━━ Given records ━━

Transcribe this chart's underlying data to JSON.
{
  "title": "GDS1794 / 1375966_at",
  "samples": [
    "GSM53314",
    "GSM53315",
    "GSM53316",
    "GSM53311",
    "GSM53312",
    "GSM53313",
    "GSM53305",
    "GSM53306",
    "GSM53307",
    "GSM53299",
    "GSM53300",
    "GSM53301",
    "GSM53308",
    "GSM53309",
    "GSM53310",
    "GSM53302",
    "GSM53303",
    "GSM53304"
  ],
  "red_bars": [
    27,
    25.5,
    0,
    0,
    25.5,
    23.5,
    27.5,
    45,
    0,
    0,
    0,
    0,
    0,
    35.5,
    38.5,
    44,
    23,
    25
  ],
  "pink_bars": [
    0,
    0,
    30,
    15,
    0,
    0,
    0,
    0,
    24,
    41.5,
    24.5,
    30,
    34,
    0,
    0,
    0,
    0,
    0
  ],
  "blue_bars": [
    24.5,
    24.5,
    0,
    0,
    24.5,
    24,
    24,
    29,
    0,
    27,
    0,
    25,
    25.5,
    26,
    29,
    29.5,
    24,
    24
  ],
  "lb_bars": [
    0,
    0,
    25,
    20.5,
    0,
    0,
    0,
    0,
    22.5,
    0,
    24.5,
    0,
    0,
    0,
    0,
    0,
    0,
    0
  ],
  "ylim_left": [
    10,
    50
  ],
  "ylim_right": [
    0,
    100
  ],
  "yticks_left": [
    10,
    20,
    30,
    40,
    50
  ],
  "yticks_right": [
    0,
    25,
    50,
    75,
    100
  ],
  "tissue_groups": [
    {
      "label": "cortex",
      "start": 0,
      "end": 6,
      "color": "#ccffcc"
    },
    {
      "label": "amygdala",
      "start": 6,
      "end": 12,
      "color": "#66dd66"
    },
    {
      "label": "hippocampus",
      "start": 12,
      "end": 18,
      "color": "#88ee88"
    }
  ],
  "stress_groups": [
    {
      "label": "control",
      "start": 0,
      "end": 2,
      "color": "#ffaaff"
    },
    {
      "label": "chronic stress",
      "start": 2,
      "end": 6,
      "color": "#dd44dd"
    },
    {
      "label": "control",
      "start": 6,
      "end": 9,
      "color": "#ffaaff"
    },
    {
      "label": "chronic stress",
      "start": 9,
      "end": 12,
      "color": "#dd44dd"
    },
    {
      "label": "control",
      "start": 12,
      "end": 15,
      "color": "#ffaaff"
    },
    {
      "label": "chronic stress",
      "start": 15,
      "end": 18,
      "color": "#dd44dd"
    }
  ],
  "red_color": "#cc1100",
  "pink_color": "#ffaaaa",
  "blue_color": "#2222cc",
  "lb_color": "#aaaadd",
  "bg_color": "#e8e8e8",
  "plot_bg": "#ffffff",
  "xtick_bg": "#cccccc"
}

━━━

**Exercise directions**
From the listing above, extract every line exactly as it stands.

**Solution to the problem**
Transcribe this chart's underlying data to JSON.
{
  "title": "GDS1794 / 1375966_at",
  "samples": [
    "GSM53314",
    "GSM53315",
    "GSM53316",
    "GSM53311",
    "GSM53312",
    "GSM53313",
    "GSM53305",
    "GSM53306",
    "GSM53307",
    "GSM53299",
    "GSM53300",
    "GSM53301",
    "GSM53308",
    "GSM53309",
    "GSM53310",
    "GSM53302",
    "GSM53303",
    "GSM53304"
  ],
  "red_bars": [
    27,
    25.5,
    0,
    0,
    25.5,
    23.5,
    27.5,
    45,
    0,
    0,
    0,
    0,
    0,
    35.5,
    38.5,
    44,
    23,
    25
  ],
  "pink_bars": [
    0,
    0,
    30,
    15,
    0,
    0,
    0,
    0,
    24,
    41.5,
    24.5,
    30,
    34,
    0,
    0,
    0,
    0,
    0
  ],
  "blue_bars": [
    24.5,
    24.5,
    0,
    0,
    24.5,
    24,
    24,
    29,
    0,
    27,
    0,
    25,
    25.5,
    26,
    29,
    29.5,
    24,
    24
  ],
  "lb_bars": [
    0,
    0,
    25,
    20.5,
    0,
    0,
    0,
    0,
    22.5,
    0,
    24.5,
    0,
    0,
    0,
    0,
    0,
    0,
    0
  ],
  "ylim_left": [
    10,
    50
  ],
  "ylim_right": [
    0,
    100
  ],
  "yticks_left": [
    10,
    20,
    30,
    40,
    50
  ],
  "yticks_right": [
    0,
    25,
    50,
    75,
    100
  ],
  "tissue_groups": [
    {
      "label": "cortex",
      "start": 0,
      "end": 6,
      "color": "#ccffcc"
    },
    {
      "label": "amygdala",
      "start": 6,
      "end": 12,
      "color": "#66dd66"
    },
    {
      "label": "hippocampus",
      "start": 12,
      "end": 18,
      "color": "#88ee88"
    }
  ],
  "stress_groups": [
    {
      "label": "control",
      "start": 0,
      "end": 2,
      "color": "#ffaaff"
    },
    {
      "label": "chronic stress",
      "start": 2,
      "end": 6,
      "color": "#dd44dd"
    },
    {
      "label": "control",
      "start": 6,
      "end": 9,
      "color": "#ffaaff"
    },
    {
      "label": "chronic stress",
      "start": 9,
      "end": 12,
      "color": "#dd44dd"
    },
    {
      "label": "control",
      "start": 12,
      "end": 15,
      "color": "#ffaaff"
    },
    {
      "label": "chronic stress",
      "start": 15,
      "end": 18,
      "color": "#dd44dd"
    }
  ],
  "red_color": "#cc1100",
  "pink_color": "#ffaaaa",
  "blue_color": "#2222cc",
  "lb_color": "#aaaadd",
  "bg_color": "#e8e8e8",
  "plot_bg": "#ffffff",
  "xtick_bg": "#cccccc"
}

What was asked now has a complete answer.